Find all lines in the listing that include the word "بقرطبة", then copy them.

## Begin Materials provided

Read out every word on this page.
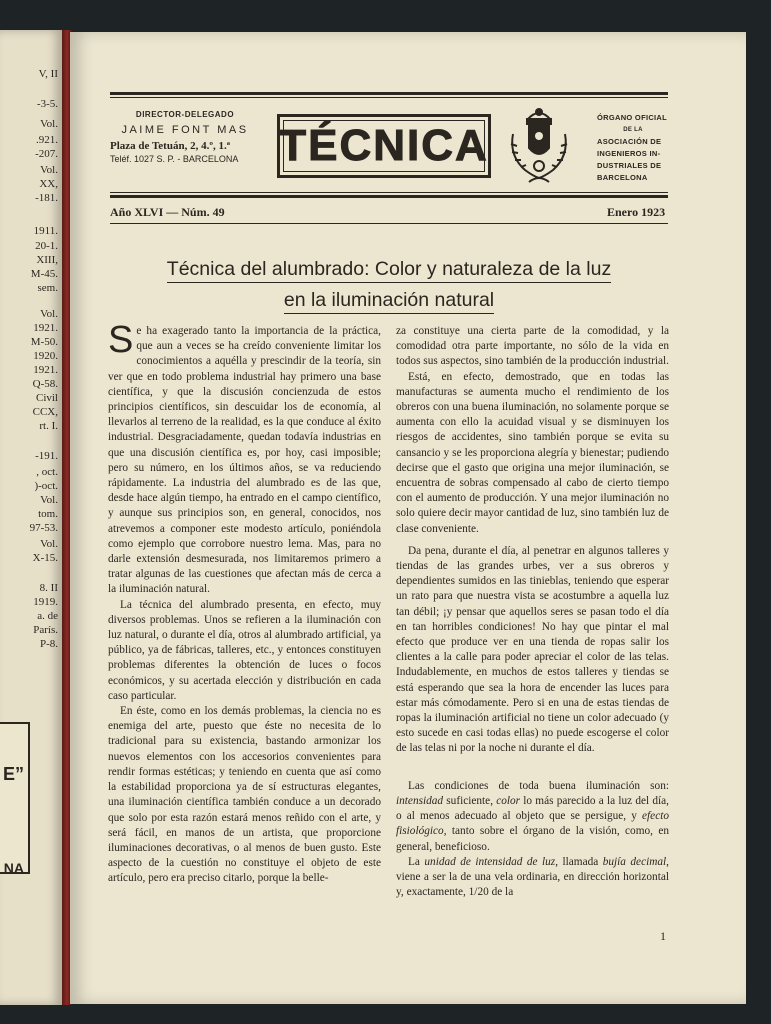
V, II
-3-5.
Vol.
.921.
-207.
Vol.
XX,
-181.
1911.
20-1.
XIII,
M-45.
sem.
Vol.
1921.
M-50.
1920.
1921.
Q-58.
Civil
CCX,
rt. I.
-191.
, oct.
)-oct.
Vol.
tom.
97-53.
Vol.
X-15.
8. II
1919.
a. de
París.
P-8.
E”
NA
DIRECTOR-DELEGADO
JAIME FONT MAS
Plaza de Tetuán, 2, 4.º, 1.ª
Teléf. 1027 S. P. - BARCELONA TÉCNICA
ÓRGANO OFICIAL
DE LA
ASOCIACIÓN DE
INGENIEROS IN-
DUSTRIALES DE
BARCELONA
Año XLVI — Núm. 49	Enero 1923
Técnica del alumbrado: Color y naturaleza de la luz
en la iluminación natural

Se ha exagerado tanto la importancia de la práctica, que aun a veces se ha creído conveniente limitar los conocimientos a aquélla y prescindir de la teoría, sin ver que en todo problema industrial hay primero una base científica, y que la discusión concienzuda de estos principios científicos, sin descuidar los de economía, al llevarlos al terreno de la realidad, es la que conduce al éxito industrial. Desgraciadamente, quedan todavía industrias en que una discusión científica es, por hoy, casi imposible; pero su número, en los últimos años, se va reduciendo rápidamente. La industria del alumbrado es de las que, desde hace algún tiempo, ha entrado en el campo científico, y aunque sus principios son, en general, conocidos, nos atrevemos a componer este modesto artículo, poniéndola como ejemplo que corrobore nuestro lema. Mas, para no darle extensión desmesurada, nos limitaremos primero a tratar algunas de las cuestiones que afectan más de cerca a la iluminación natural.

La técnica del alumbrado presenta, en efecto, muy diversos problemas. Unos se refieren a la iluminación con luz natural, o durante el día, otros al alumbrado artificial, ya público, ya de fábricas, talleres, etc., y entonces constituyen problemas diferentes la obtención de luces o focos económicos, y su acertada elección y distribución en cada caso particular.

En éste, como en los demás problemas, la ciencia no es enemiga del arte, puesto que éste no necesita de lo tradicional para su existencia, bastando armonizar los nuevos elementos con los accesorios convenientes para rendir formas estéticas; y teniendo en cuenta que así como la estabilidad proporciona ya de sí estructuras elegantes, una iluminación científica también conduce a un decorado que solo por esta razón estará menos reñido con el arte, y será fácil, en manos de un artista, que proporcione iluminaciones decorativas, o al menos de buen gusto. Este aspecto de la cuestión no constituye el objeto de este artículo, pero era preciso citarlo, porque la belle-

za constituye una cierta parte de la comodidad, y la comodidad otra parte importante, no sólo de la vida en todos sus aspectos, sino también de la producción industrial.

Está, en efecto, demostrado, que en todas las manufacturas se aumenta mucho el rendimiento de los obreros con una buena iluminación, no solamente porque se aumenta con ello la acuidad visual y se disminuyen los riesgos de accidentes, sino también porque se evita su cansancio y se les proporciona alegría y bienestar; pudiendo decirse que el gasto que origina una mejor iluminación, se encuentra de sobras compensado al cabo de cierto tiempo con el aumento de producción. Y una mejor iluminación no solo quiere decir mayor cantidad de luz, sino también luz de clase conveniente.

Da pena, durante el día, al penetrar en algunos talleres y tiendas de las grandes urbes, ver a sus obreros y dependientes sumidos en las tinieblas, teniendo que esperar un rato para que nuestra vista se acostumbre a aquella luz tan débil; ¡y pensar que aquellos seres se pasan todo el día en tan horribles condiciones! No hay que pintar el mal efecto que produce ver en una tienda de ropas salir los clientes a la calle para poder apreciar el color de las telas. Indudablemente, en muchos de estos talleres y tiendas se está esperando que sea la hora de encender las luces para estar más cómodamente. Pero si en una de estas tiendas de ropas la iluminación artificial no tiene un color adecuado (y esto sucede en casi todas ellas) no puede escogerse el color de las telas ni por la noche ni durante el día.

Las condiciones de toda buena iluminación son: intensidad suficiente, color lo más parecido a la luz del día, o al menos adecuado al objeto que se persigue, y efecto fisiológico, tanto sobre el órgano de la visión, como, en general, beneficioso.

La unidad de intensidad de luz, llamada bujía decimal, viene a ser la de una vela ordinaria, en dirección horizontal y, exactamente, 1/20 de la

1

## End Materials provided
## Begin Materials provided

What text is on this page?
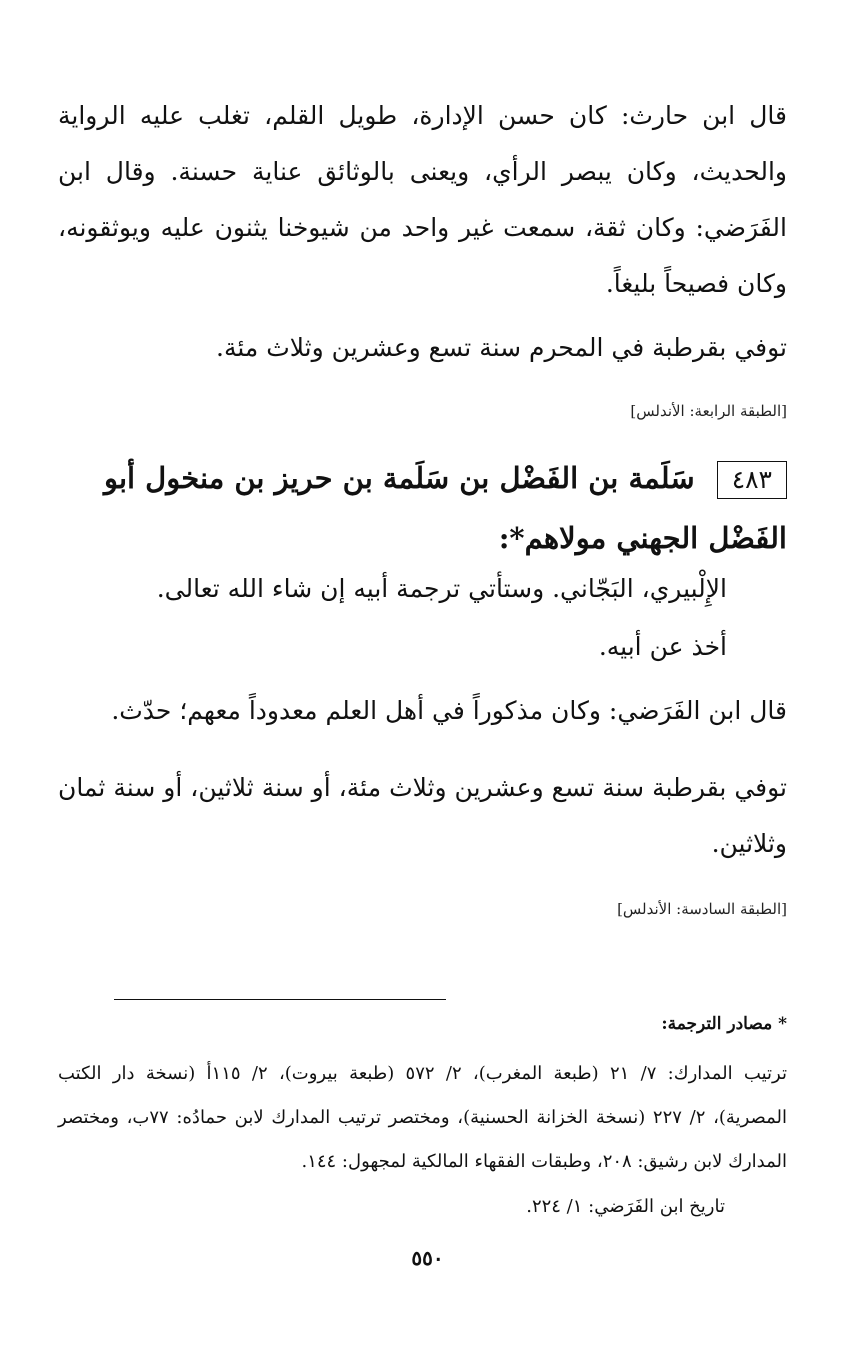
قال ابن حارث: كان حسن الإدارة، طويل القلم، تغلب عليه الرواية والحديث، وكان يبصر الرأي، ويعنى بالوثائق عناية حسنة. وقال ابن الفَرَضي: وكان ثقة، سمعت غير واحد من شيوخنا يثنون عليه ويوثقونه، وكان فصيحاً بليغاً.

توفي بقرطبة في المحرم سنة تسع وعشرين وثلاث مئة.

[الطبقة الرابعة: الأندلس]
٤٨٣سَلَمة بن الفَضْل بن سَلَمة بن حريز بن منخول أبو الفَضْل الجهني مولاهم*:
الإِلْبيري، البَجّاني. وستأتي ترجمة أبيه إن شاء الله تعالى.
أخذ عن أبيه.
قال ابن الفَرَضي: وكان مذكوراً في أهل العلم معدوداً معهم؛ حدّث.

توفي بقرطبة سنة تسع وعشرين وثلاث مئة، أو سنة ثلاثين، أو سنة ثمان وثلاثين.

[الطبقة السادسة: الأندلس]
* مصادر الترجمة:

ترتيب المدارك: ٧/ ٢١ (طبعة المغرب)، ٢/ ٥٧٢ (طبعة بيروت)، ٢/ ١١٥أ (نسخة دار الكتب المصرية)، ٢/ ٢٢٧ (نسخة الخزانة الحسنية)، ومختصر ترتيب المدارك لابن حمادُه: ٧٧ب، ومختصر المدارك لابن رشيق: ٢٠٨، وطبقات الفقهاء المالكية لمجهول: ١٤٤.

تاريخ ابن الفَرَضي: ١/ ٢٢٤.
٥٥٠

## End Materials provided

▶ [The output]:
توفي بقرطبة في المحرم سنة تسع وعشرين وثلاث مئة.
توفي بقرطبة سنة تسع وعشرين وثلاث مئة، أو سنة ثلاثين، أو سنة ثمان وثلاثين.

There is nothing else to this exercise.